The conversation that you have with R consists of you typing instructions, then doing something to execute those instructions. R will either dutifully carry out your instructions or complain that your instructions weren’t clear enough or asked it to do something that it couldn’t do. In short, you type commands, try to execute them and R either does it or throws an error. In the early days of learning R you will become very familiar with error messages, they are typically indecipherable so fear not if they seem like gibberish.

A simple ‘conversation’ with R is made up of commands that follow the common structure shown in Figure 2:

object <- instructions

Which you can read as object is created from instructions. In the middle of each command is an arrow (<-) known as the assignment operator, so called because it assigns the stuff on the right of the command to the thing on the left (hence the arrow points right-to-left). The ‘thing’ on the left is an object that is created when the command is executed. An object could be a variable, a table of data, a collection of variables, a statistical model, output from a statistical model, a plot or anything that R can create. An object can be a single value (e.g., a median of a set of scores) or collections of information (e.g. the details of a statistical model). The ‘stuff’ on the right, which I’ve called instructions, are typically a set of operations or the results of applying a function.

> [AVAILABLE DATA]
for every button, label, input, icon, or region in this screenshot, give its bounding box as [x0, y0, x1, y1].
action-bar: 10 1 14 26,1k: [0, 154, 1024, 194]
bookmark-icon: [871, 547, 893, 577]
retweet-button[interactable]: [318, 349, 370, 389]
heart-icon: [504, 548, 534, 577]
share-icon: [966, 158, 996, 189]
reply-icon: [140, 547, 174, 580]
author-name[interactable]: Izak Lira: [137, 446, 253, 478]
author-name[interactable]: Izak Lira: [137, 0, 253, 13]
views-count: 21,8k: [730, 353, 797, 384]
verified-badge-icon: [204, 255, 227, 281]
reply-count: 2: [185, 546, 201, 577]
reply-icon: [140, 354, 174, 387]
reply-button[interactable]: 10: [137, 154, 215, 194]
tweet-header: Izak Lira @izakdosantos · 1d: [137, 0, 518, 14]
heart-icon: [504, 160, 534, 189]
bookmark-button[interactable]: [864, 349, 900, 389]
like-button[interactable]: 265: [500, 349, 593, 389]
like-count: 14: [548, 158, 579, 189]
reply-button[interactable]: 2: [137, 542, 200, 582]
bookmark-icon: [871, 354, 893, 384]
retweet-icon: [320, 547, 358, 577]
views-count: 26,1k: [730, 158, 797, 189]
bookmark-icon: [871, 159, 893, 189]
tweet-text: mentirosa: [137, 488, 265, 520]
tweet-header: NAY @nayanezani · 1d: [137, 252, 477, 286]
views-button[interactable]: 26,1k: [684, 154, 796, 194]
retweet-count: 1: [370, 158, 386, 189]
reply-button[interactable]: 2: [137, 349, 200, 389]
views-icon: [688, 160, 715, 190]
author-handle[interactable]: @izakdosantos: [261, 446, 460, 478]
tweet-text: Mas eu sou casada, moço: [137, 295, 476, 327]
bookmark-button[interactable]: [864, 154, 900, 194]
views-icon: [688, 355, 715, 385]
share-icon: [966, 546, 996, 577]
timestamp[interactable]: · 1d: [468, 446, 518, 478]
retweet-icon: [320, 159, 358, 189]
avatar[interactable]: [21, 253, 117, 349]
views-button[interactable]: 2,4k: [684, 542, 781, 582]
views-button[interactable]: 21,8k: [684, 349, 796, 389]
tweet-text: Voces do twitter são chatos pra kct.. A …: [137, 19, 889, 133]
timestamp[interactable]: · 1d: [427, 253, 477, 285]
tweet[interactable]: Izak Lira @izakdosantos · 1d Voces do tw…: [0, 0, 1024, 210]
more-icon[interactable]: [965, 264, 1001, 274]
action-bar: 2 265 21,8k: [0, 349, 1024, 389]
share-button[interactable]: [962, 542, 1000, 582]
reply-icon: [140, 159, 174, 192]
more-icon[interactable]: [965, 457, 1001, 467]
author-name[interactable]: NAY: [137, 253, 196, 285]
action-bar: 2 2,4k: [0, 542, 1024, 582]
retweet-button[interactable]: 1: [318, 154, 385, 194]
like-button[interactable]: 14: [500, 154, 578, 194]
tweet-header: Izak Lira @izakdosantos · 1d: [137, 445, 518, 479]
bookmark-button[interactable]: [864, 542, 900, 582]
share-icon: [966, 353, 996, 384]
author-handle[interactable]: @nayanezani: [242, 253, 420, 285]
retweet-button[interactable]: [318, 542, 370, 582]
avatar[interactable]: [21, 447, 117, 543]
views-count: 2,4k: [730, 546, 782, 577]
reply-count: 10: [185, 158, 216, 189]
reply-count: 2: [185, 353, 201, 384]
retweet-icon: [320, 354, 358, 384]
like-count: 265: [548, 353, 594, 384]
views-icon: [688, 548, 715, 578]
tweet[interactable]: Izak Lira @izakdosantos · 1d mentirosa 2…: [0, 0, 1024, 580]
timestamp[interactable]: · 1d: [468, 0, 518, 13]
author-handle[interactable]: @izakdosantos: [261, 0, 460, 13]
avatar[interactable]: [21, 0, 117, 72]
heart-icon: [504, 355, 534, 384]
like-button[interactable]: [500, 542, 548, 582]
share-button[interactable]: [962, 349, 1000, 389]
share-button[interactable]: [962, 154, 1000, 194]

> [TASK LIST]
(1) Quote the passage on giving R commands from "object <- instructions" up to and including "applying a function.".
(2) Write out the entries from their first line up to and including the line with "retweet-count: 1: [370, 158, 386, 189]", keeping each line unchanged.

> [SET OF ANSWERS]
(1)
object <- instructions

Which you can read as object is created from instructions. In the middle of each command is an arrow (<-) known as the assignment operator, so called because it assigns the stuff on the right of the command to the thing on the left (hence the arrow points right-to-left). The ‘thing’ on the left is an object that is created when the command is executed. An object could be a variable, a table of data, a collection of variables, a statistical model, output from a statistical model, a plot or anything that R can create. An object can be a single value (e.g., a median of a set of scores) or collections of information (e.g. the details of a statistical model). The ‘stuff’ on the right, which I’ve called instructions, are typically a set of operations or the results of applying a function.

(2)
for every button, label, input, icon, or region in this screenshot, give its bounding box as [x0, y0, x1, y1].
action-bar: 10 1 14 26,1k: [0, 154, 1024, 194]
bookmark-icon: [871, 547, 893, 577]
retweet-button[interactable]: [318, 349, 370, 389]
heart-icon: [504, 548, 534, 577]
share-icon: [966, 158, 996, 189]
reply-icon: [140, 547, 174, 580]
author-name[interactable]: Izak Lira: [137, 446, 253, 478]
author-name[interactable]: Izak Lira: [137, 0, 253, 13]
views-count: 21,8k: [730, 353, 797, 384]
verified-badge-icon: [204, 255, 227, 281]
reply-count: 2: [185, 546, 201, 577]
reply-icon: [140, 354, 174, 387]
reply-button[interactable]: 10: [137, 154, 215, 194]
tweet-header: Izak Lira @izakdosantos · 1d: [137, 0, 518, 14]
heart-icon: [504, 160, 534, 189]
bookmark-button[interactable]: [864, 349, 900, 389]
like-button[interactable]: 265: [500, 349, 593, 389]
like-count: 14: [548, 158, 579, 189]
reply-button[interactable]: 2: [137, 542, 200, 582]
bookmark-icon: [871, 354, 893, 384]
retweet-icon: [320, 547, 358, 577]
views-count: 26,1k: [730, 158, 797, 189]
bookmark-icon: [871, 159, 893, 189]
tweet-text: mentirosa: [137, 488, 265, 520]
tweet-header: NAY @nayanezani · 1d: [137, 252, 477, 286]
views-button[interactable]: 26,1k: [684, 154, 796, 194]
retweet-count: 1: [370, 158, 386, 189]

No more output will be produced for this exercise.